» **To be done**:
Type out the complete listing below word for word, without its pictures.

» **The input**:
* Begin *

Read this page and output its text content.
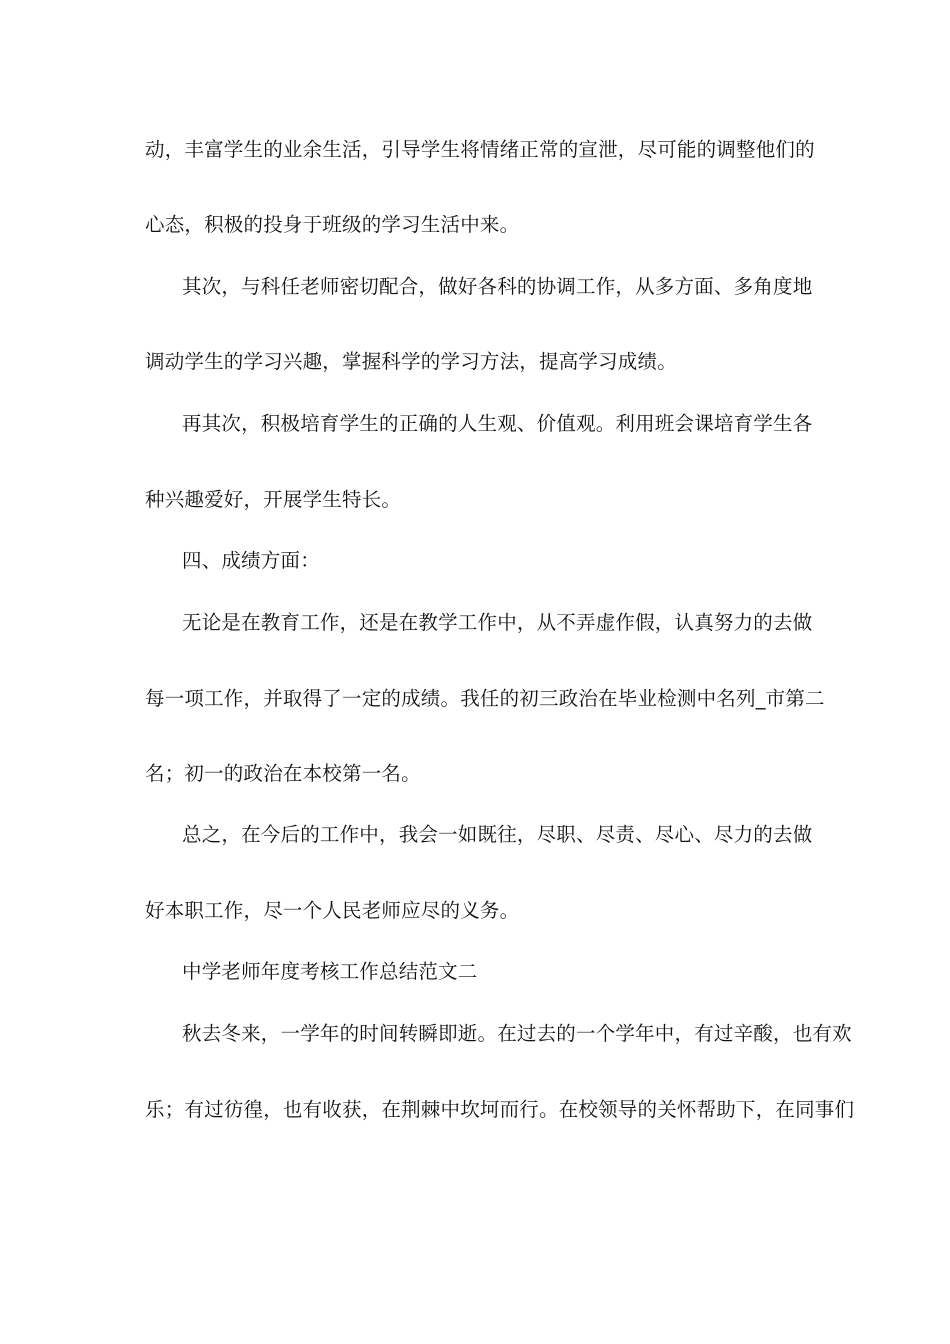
动，丰富学生的业余生活，引导学生将情绪正常的宣泄，尽可能的调整他们的
心态，积极的投身于班级的学习生活中来。
其次，与科任老师密切配合，做好各科的协调工作，从多方面、多角度地
调动学生的学习兴趣，掌握科学的学习方法，提高学习成绩。
再其次，积极培育学生的正确的人生观、价值观。利用班会课培育学生各
种兴趣爱好，开展学生特长。
四、成绩方面：
无论是在教育工作，还是在教学工作中，从不弄虚作假，认真努力的去做
每一项工作，并取得了一定的成绩。我任的初三政治在毕业检测中名列_市第二
名；初一的政治在本校第一名。
总之，在今后的工作中，我会一如既往，尽职、尽责、尽心、尽力的去做
好本职工作，尽一个人民老师应尽的义务。
中学老师年度考核工作总结范文二
秋去冬来，一学年的时间转瞬即逝。在过去的一个学年中，有过辛酸，也有欢
乐；有过彷徨，也有收获，在荆棘中坎坷而行。在校领导的关怀帮助下，在同事们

* End *

» **Written answer**:
Read this page and output its text content.
动，丰富学生的业余生活，引导学生将情绪正常的宣泄，尽可能的调整他们的
心态，积极的投身于班级的学习生活中来。
其次，与科任老师密切配合，做好各科的协调工作，从多方面、多角度地
调动学生的学习兴趣，掌握科学的学习方法，提高学习成绩。
再其次，积极培育学生的正确的人生观、价值观。利用班会课培育学生各
种兴趣爱好，开展学生特长。
四、成绩方面：
无论是在教育工作，还是在教学工作中，从不弄虚作假，认真努力的去做
每一项工作，并取得了一定的成绩。我任的初三政治在毕业检测中名列_市第二
名；初一的政治在本校第一名。
总之，在今后的工作中，我会一如既往，尽职、尽责、尽心、尽力的去做
好本职工作，尽一个人民老师应尽的义务。
中学老师年度考核工作总结范文二
秋去冬来，一学年的时间转瞬即逝。在过去的一个学年中，有过辛酸，也有欢
乐；有过彷徨，也有收获，在荆棘中坎坷而行。在校领导的关怀帮助下，在同事们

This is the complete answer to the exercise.